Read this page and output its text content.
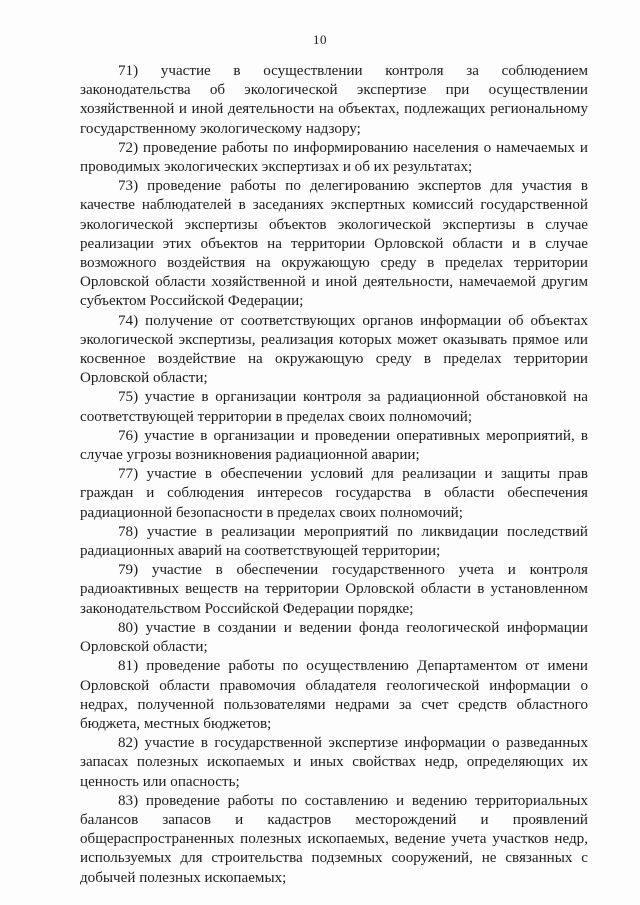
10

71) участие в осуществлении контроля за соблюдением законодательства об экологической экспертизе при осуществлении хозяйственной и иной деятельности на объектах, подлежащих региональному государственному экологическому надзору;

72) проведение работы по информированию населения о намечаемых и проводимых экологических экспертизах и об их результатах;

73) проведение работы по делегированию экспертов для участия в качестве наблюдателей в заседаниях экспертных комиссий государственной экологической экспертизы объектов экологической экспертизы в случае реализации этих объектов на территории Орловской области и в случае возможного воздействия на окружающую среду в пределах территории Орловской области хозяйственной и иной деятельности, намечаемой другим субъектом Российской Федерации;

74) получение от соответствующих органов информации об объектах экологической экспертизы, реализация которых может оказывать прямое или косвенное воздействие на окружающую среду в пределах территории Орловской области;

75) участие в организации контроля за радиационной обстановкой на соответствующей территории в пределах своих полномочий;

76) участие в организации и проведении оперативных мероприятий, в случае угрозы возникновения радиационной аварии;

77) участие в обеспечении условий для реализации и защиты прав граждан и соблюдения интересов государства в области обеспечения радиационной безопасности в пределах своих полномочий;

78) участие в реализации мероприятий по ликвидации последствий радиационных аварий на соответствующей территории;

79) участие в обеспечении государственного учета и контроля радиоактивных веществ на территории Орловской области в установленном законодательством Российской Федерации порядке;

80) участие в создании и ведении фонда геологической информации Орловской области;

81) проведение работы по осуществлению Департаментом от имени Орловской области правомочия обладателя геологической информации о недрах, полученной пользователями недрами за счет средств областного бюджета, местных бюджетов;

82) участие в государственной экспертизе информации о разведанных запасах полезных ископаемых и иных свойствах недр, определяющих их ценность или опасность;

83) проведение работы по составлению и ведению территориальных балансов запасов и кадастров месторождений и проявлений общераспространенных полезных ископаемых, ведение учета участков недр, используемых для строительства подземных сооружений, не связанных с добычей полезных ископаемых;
▬▬▬
■ **Your task**
Pull out each line containing the word "Федерации" and copy it.

■ **Result of this exercise**
73) проведение работы по делегированию экспертов для участия в качестве наблюдателей в заседаниях экспертных комиссий государственной экологической экспертизы объектов экологической экспертизы в случае реализации этих объектов на территории Орловской области и в случае возможного воздействия на окружающую среду в пределах территории Орловской области хозяйственной и иной деятельности, намечаемой другим субъектом Российской Федерации;
79) участие в обеспечении государственного учета и контроля радиоактивных веществ на территории Орловской области в установленном законодательством Российской Федерации порядке;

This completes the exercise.